- Do this
Repeat, line for line, the entries printed below.

[Some records]
------------------------------------
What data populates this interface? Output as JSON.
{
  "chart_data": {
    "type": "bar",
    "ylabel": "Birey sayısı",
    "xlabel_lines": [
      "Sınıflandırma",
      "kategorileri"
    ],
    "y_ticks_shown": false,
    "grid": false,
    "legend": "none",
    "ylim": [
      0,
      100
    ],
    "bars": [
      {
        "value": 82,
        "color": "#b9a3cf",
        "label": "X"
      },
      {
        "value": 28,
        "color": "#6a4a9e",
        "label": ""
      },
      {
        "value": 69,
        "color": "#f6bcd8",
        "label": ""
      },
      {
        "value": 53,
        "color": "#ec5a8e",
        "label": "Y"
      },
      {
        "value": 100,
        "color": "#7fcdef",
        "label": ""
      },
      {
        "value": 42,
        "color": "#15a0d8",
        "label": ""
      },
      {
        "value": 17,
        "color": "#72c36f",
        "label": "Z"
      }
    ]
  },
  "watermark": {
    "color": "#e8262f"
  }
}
------------------------------------
- Output below
What data populates this interface? Output as JSON.
{
  "chart_data": {
    "type": "bar",
    "ylabel": "Birey sayısı",
    "xlabel_lines": [
      "Sınıflandırma",
      "kategorileri"
    ],
    "y_ticks_shown": false,
    "grid": false,
    "legend": "none",
    "ylim": [
      0,
      100
    ],
    "bars": [
      {
        "value": 82,
        "color": "#b9a3cf",
        "label": "X"
      },
      {
        "value": 28,
        "color": "#6a4a9e",
        "label": ""
      },
      {
        "value": 69,
        "color": "#f6bcd8",
        "label": ""
      },
      {
        "value": 53,
        "color": "#ec5a8e",
        "label": "Y"
      },
      {
        "value": 100,
        "color": "#7fcdef",
        "label": ""
      },
      {
        "value": 42,
        "color": "#15a0d8",
        "label": ""
      },
      {
        "value": 17,
        "color": "#72c36f",
        "label": "Z"
      }
    ]
  },
  "watermark": {
    "color": "#e8262f"
  }
}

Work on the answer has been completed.